→ Goal
Every line below that contains "kind" is to be copied.
══════════
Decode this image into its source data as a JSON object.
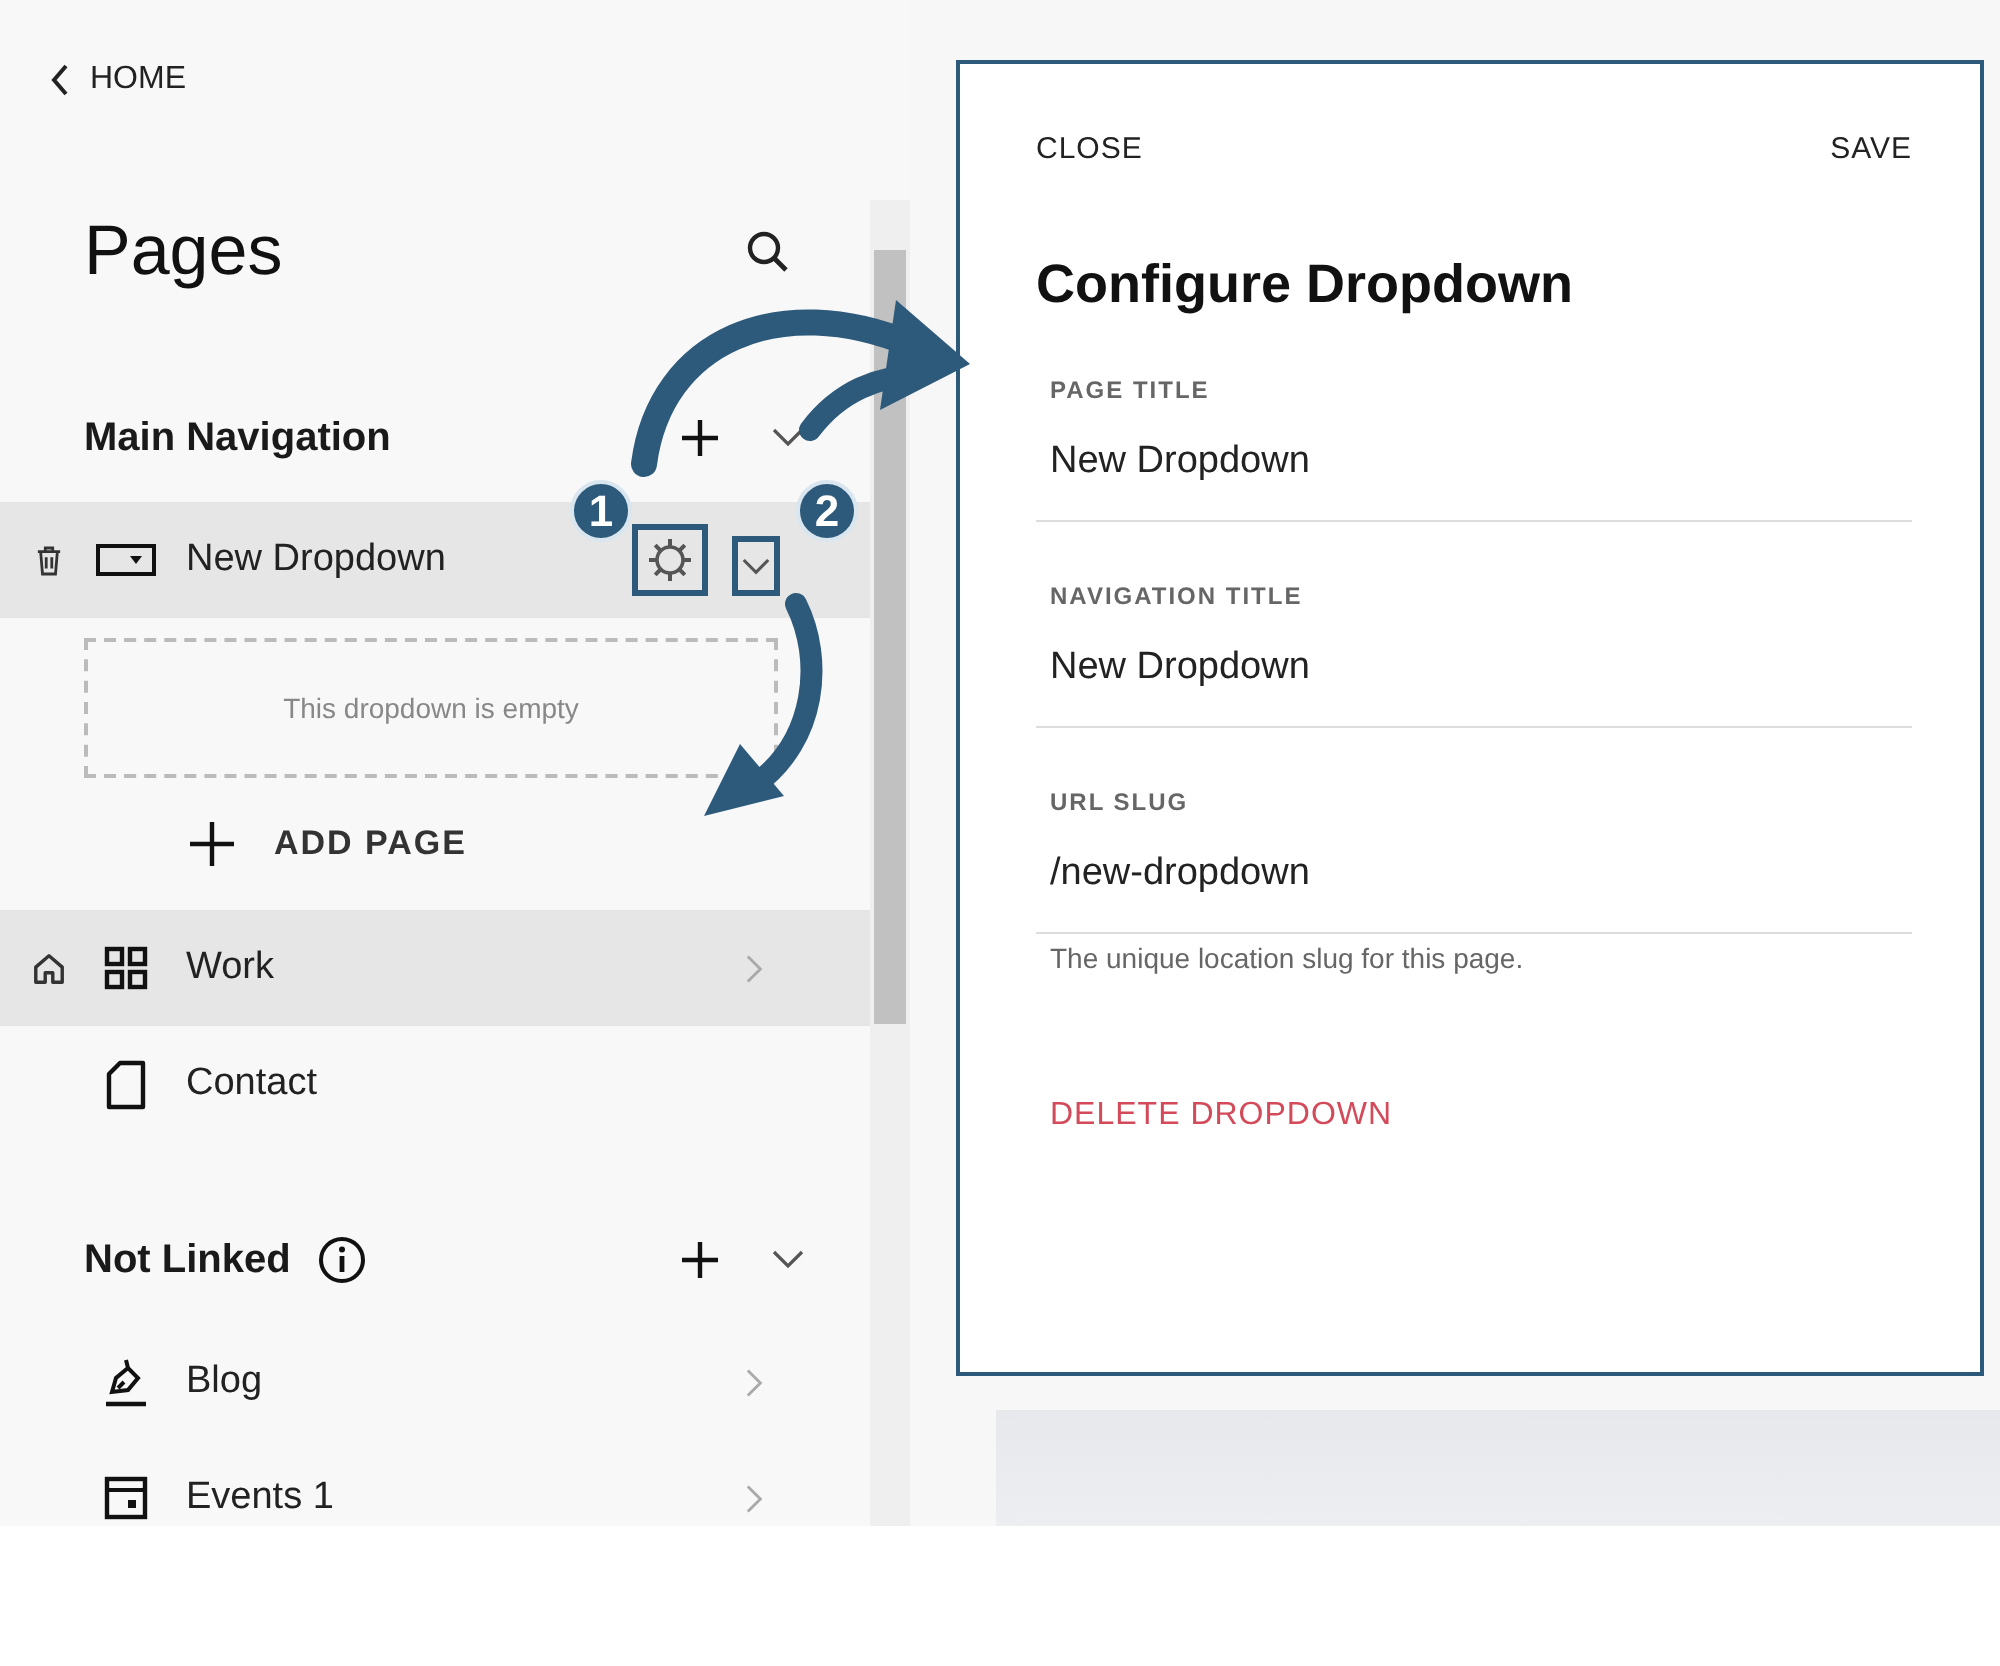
{
  "back_link": {
    "label": "HOME"
  },
  "sidebar": {
    "title": "Pages",
    "sections": [
      {
        "title": "Main Navigation",
        "info": false,
        "expanded": true,
        "items": [
          {
            "label": "New Dropdown",
            "kind": "dropdown",
            "selected": true,
            "homepage": false,
            "empty_text": "This dropdown is empty",
            "add_label": "ADD PAGE"
          },
          {
            "label": "Work",
            "kind": "index",
            "selected": true,
            "homepage": true
          },
          {
            "label": "Contact",
            "kind": "page",
            "selected": false,
            "homepage": false
          }
        ]
      },
      {
        "title": "Not Linked",
        "info": true,
        "expanded": true,
        "items": [
          {
            "label": "Blog",
            "kind": "blog",
            "selected": false,
            "homepage": false
          },
          {
            "label": "Events 1",
            "kind": "events",
            "selected": false,
            "homepage": false
          }
        ]
      }
    ]
  },
  "panel": {
    "close": "CLOSE",
    "save": "SAVE",
    "title": "Configure Dropdown",
    "fields": [
      {
        "label": "PAGE TITLE",
        "value": "New Dropdown"
      },
      {
        "label": "NAVIGATION TITLE",
        "value": "New Dropdown"
      },
      {
        "label": "URL SLUG",
        "value": "/new-dropdown",
        "help": "The unique location slug for this page."
      }
    ],
    "delete": "DELETE DROPDOWN"
  },
  "callouts": [
    {
      "number": "1"
    },
    {
      "number": "2"
    }
  ]
}
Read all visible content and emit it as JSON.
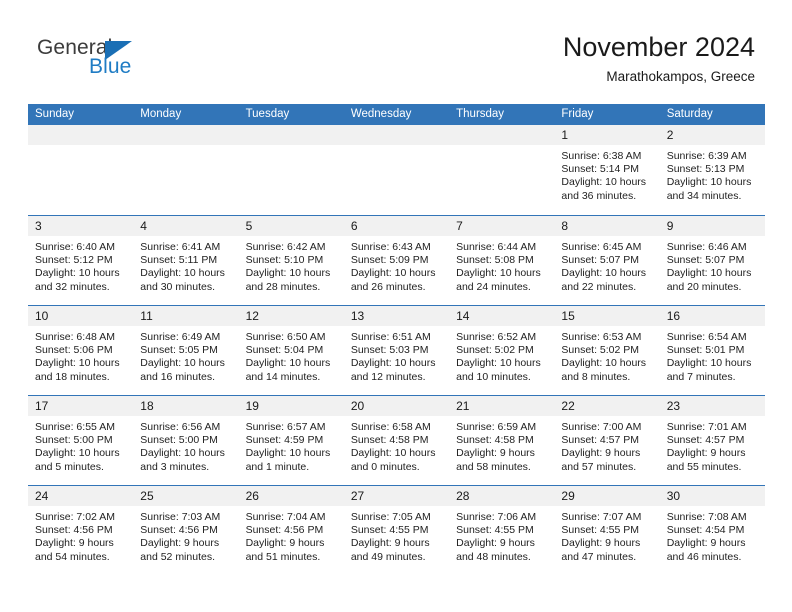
{
  "brand": {
    "word1": "General",
    "word2": "Blue",
    "triangle_color": "#1a6fb5",
    "text_color": "#3c3c3c",
    "blue_text_color": "#1f7cc4"
  },
  "header": {
    "title": "November 2024",
    "subtitle": "Marathokampos, Greece",
    "header_bg": "#3275b8"
  },
  "calendar": {
    "weekday_headers": [
      "Sunday",
      "Monday",
      "Tuesday",
      "Wednesday",
      "Thursday",
      "Friday",
      "Saturday"
    ],
    "weeks": [
      [
        {
          "day": "",
          "sunrise": "",
          "sunset": "",
          "daylight_line1": "",
          "daylight_line2": ""
        },
        {
          "day": "",
          "sunrise": "",
          "sunset": "",
          "daylight_line1": "",
          "daylight_line2": ""
        },
        {
          "day": "",
          "sunrise": "",
          "sunset": "",
          "daylight_line1": "",
          "daylight_line2": ""
        },
        {
          "day": "",
          "sunrise": "",
          "sunset": "",
          "daylight_line1": "",
          "daylight_line2": ""
        },
        {
          "day": "",
          "sunrise": "",
          "sunset": "",
          "daylight_line1": "",
          "daylight_line2": ""
        },
        {
          "day": "1",
          "sunrise": "Sunrise: 6:38 AM",
          "sunset": "Sunset: 5:14 PM",
          "daylight_line1": "Daylight: 10 hours",
          "daylight_line2": "and 36 minutes."
        },
        {
          "day": "2",
          "sunrise": "Sunrise: 6:39 AM",
          "sunset": "Sunset: 5:13 PM",
          "daylight_line1": "Daylight: 10 hours",
          "daylight_line2": "and 34 minutes."
        }
      ],
      [
        {
          "day": "3",
          "sunrise": "Sunrise: 6:40 AM",
          "sunset": "Sunset: 5:12 PM",
          "daylight_line1": "Daylight: 10 hours",
          "daylight_line2": "and 32 minutes."
        },
        {
          "day": "4",
          "sunrise": "Sunrise: 6:41 AM",
          "sunset": "Sunset: 5:11 PM",
          "daylight_line1": "Daylight: 10 hours",
          "daylight_line2": "and 30 minutes."
        },
        {
          "day": "5",
          "sunrise": "Sunrise: 6:42 AM",
          "sunset": "Sunset: 5:10 PM",
          "daylight_line1": "Daylight: 10 hours",
          "daylight_line2": "and 28 minutes."
        },
        {
          "day": "6",
          "sunrise": "Sunrise: 6:43 AM",
          "sunset": "Sunset: 5:09 PM",
          "daylight_line1": "Daylight: 10 hours",
          "daylight_line2": "and 26 minutes."
        },
        {
          "day": "7",
          "sunrise": "Sunrise: 6:44 AM",
          "sunset": "Sunset: 5:08 PM",
          "daylight_line1": "Daylight: 10 hours",
          "daylight_line2": "and 24 minutes."
        },
        {
          "day": "8",
          "sunrise": "Sunrise: 6:45 AM",
          "sunset": "Sunset: 5:07 PM",
          "daylight_line1": "Daylight: 10 hours",
          "daylight_line2": "and 22 minutes."
        },
        {
          "day": "9",
          "sunrise": "Sunrise: 6:46 AM",
          "sunset": "Sunset: 5:07 PM",
          "daylight_line1": "Daylight: 10 hours",
          "daylight_line2": "and 20 minutes."
        }
      ],
      [
        {
          "day": "10",
          "sunrise": "Sunrise: 6:48 AM",
          "sunset": "Sunset: 5:06 PM",
          "daylight_line1": "Daylight: 10 hours",
          "daylight_line2": "and 18 minutes."
        },
        {
          "day": "11",
          "sunrise": "Sunrise: 6:49 AM",
          "sunset": "Sunset: 5:05 PM",
          "daylight_line1": "Daylight: 10 hours",
          "daylight_line2": "and 16 minutes."
        },
        {
          "day": "12",
          "sunrise": "Sunrise: 6:50 AM",
          "sunset": "Sunset: 5:04 PM",
          "daylight_line1": "Daylight: 10 hours",
          "daylight_line2": "and 14 minutes."
        },
        {
          "day": "13",
          "sunrise": "Sunrise: 6:51 AM",
          "sunset": "Sunset: 5:03 PM",
          "daylight_line1": "Daylight: 10 hours",
          "daylight_line2": "and 12 minutes."
        },
        {
          "day": "14",
          "sunrise": "Sunrise: 6:52 AM",
          "sunset": "Sunset: 5:02 PM",
          "daylight_line1": "Daylight: 10 hours",
          "daylight_line2": "and 10 minutes."
        },
        {
          "day": "15",
          "sunrise": "Sunrise: 6:53 AM",
          "sunset": "Sunset: 5:02 PM",
          "daylight_line1": "Daylight: 10 hours",
          "daylight_line2": "and 8 minutes."
        },
        {
          "day": "16",
          "sunrise": "Sunrise: 6:54 AM",
          "sunset": "Sunset: 5:01 PM",
          "daylight_line1": "Daylight: 10 hours",
          "daylight_line2": "and 7 minutes."
        }
      ],
      [
        {
          "day": "17",
          "sunrise": "Sunrise: 6:55 AM",
          "sunset": "Sunset: 5:00 PM",
          "daylight_line1": "Daylight: 10 hours",
          "daylight_line2": "and 5 minutes."
        },
        {
          "day": "18",
          "sunrise": "Sunrise: 6:56 AM",
          "sunset": "Sunset: 5:00 PM",
          "daylight_line1": "Daylight: 10 hours",
          "daylight_line2": "and 3 minutes."
        },
        {
          "day": "19",
          "sunrise": "Sunrise: 6:57 AM",
          "sunset": "Sunset: 4:59 PM",
          "daylight_line1": "Daylight: 10 hours",
          "daylight_line2": "and 1 minute."
        },
        {
          "day": "20",
          "sunrise": "Sunrise: 6:58 AM",
          "sunset": "Sunset: 4:58 PM",
          "daylight_line1": "Daylight: 10 hours",
          "daylight_line2": "and 0 minutes."
        },
        {
          "day": "21",
          "sunrise": "Sunrise: 6:59 AM",
          "sunset": "Sunset: 4:58 PM",
          "daylight_line1": "Daylight: 9 hours",
          "daylight_line2": "and 58 minutes."
        },
        {
          "day": "22",
          "sunrise": "Sunrise: 7:00 AM",
          "sunset": "Sunset: 4:57 PM",
          "daylight_line1": "Daylight: 9 hours",
          "daylight_line2": "and 57 minutes."
        },
        {
          "day": "23",
          "sunrise": "Sunrise: 7:01 AM",
          "sunset": "Sunset: 4:57 PM",
          "daylight_line1": "Daylight: 9 hours",
          "daylight_line2": "and 55 minutes."
        }
      ],
      [
        {
          "day": "24",
          "sunrise": "Sunrise: 7:02 AM",
          "sunset": "Sunset: 4:56 PM",
          "daylight_line1": "Daylight: 9 hours",
          "daylight_line2": "and 54 minutes."
        },
        {
          "day": "25",
          "sunrise": "Sunrise: 7:03 AM",
          "sunset": "Sunset: 4:56 PM",
          "daylight_line1": "Daylight: 9 hours",
          "daylight_line2": "and 52 minutes."
        },
        {
          "day": "26",
          "sunrise": "Sunrise: 7:04 AM",
          "sunset": "Sunset: 4:56 PM",
          "daylight_line1": "Daylight: 9 hours",
          "daylight_line2": "and 51 minutes."
        },
        {
          "day": "27",
          "sunrise": "Sunrise: 7:05 AM",
          "sunset": "Sunset: 4:55 PM",
          "daylight_line1": "Daylight: 9 hours",
          "daylight_line2": "and 49 minutes."
        },
        {
          "day": "28",
          "sunrise": "Sunrise: 7:06 AM",
          "sunset": "Sunset: 4:55 PM",
          "daylight_line1": "Daylight: 9 hours",
          "daylight_line2": "and 48 minutes."
        },
        {
          "day": "29",
          "sunrise": "Sunrise: 7:07 AM",
          "sunset": "Sunset: 4:55 PM",
          "daylight_line1": "Daylight: 9 hours",
          "daylight_line2": "and 47 minutes."
        },
        {
          "day": "30",
          "sunrise": "Sunrise: 7:08 AM",
          "sunset": "Sunset: 4:54 PM",
          "daylight_line1": "Daylight: 9 hours",
          "daylight_line2": "and 46 minutes."
        }
      ]
    ]
  }
}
══════════
→ Written solution
            "kind": "dropdown",
            "kind": "index",
            "kind": "page",
            "kind": "blog",
            "kind": "events",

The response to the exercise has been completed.